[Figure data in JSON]
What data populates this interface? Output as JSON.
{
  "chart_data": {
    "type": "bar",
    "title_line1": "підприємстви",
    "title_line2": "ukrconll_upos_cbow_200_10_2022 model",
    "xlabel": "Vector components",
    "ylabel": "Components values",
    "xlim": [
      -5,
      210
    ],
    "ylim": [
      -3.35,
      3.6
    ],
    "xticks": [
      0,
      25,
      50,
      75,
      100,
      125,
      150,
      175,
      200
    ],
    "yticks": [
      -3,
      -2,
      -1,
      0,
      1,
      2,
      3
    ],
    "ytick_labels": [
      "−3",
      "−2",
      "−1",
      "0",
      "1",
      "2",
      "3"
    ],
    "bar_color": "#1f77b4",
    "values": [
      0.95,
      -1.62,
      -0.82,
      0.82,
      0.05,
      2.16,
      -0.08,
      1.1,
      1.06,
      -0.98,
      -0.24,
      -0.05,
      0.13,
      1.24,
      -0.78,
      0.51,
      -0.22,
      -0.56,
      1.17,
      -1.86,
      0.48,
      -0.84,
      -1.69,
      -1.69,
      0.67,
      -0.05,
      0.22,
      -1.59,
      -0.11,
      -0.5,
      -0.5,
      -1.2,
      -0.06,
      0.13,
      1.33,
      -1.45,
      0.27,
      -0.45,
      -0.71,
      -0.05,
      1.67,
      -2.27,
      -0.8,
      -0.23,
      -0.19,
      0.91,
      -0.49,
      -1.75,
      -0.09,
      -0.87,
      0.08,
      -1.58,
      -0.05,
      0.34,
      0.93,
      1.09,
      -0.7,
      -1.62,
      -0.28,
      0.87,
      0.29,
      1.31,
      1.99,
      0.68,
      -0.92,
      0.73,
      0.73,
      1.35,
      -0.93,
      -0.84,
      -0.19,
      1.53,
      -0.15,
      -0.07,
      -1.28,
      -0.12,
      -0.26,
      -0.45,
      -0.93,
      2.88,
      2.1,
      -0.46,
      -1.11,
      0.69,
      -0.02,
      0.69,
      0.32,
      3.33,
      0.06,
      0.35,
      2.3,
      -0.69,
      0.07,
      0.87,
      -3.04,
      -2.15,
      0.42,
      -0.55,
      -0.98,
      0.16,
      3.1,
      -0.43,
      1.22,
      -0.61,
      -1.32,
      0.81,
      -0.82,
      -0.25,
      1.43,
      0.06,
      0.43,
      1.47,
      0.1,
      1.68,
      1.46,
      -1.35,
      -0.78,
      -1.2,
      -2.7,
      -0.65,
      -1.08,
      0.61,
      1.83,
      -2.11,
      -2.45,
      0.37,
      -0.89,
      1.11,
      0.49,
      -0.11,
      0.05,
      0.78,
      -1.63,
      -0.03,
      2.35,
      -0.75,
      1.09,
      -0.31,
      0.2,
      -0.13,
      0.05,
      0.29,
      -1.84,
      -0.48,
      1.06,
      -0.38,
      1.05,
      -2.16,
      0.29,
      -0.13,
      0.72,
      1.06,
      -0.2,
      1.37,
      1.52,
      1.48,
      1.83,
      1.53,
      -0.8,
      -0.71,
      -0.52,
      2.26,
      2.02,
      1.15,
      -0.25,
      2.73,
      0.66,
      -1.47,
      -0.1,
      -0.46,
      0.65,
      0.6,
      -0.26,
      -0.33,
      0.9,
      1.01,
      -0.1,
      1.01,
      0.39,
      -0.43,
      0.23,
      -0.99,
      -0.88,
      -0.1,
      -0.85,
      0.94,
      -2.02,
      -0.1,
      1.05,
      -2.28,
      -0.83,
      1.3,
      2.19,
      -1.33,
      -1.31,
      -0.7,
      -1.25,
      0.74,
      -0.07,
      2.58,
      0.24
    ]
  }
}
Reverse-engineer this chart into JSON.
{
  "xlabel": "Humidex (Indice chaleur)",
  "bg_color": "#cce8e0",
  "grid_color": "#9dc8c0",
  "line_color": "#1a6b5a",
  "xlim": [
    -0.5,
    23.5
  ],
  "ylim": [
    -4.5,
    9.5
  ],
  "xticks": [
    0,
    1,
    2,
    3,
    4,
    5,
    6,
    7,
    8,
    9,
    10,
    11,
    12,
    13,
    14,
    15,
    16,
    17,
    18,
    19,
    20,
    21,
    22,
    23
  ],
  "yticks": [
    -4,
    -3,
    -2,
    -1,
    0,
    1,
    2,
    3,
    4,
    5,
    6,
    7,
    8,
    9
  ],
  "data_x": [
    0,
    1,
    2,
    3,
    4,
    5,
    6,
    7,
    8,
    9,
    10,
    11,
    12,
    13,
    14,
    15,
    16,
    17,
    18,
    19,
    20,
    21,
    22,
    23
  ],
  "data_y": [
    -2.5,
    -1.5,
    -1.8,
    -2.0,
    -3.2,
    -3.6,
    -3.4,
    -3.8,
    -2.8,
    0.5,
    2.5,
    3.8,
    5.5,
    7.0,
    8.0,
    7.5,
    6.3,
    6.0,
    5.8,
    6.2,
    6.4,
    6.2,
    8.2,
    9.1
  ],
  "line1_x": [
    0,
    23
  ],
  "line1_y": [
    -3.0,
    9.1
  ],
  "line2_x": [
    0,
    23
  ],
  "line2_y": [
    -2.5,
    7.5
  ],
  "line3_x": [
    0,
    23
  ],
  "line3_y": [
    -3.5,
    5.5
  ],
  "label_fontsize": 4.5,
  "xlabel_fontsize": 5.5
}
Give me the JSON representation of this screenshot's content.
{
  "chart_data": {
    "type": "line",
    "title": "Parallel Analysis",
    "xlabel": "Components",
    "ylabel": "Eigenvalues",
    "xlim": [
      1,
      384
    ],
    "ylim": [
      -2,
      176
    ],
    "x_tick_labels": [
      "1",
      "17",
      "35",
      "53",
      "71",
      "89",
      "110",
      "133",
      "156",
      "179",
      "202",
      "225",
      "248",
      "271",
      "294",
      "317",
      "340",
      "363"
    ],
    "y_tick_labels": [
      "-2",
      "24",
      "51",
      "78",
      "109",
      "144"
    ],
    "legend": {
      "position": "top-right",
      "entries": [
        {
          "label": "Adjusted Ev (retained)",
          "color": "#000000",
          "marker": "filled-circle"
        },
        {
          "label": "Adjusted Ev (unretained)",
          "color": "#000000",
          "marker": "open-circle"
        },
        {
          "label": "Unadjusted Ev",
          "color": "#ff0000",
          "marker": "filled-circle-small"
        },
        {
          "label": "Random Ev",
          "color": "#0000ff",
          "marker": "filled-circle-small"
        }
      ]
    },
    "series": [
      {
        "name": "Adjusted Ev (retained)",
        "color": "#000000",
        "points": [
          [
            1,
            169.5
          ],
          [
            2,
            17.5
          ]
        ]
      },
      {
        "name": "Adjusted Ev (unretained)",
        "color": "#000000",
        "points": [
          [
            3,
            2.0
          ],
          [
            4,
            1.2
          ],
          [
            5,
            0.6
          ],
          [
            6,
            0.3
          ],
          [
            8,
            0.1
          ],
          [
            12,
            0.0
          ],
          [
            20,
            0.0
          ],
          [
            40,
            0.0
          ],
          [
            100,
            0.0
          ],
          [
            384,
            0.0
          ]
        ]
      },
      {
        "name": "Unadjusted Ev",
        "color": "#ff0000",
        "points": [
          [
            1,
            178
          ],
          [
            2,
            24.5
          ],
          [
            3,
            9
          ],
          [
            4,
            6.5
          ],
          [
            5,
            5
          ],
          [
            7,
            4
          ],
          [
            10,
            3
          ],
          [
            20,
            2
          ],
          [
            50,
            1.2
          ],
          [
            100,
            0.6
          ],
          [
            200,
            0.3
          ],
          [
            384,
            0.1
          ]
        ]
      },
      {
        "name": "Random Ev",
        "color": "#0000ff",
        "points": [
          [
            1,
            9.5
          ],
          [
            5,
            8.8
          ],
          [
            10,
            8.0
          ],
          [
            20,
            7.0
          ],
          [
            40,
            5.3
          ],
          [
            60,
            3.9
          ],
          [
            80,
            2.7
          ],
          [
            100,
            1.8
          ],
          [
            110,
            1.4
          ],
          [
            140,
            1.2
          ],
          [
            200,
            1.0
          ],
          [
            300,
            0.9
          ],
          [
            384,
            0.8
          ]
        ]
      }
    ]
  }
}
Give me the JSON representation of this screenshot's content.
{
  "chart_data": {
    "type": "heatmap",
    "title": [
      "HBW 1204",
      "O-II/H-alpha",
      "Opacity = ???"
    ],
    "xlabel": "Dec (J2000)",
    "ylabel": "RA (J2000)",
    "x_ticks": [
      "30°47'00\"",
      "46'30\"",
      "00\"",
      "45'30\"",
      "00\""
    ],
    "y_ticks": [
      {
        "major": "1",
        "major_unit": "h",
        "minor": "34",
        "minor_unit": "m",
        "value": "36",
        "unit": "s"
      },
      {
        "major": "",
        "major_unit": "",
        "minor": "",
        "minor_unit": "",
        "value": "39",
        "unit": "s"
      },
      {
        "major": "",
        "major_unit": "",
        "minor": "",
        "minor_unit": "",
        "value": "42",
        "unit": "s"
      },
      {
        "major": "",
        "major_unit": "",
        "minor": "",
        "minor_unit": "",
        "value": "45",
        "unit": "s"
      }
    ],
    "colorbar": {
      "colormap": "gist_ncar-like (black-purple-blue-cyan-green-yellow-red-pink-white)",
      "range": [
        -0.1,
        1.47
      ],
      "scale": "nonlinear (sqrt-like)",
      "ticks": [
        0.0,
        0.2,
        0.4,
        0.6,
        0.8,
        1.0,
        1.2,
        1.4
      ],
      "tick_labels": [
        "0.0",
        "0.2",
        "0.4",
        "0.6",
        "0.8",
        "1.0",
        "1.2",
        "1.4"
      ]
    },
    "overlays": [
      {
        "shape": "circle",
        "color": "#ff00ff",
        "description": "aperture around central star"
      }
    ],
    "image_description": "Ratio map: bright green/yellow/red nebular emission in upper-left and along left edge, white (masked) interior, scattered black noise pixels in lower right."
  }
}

**Exercise prompt**
Check each line of the data above for the string "unretained", then report how many lines have it, with no other words.

**The solution**
2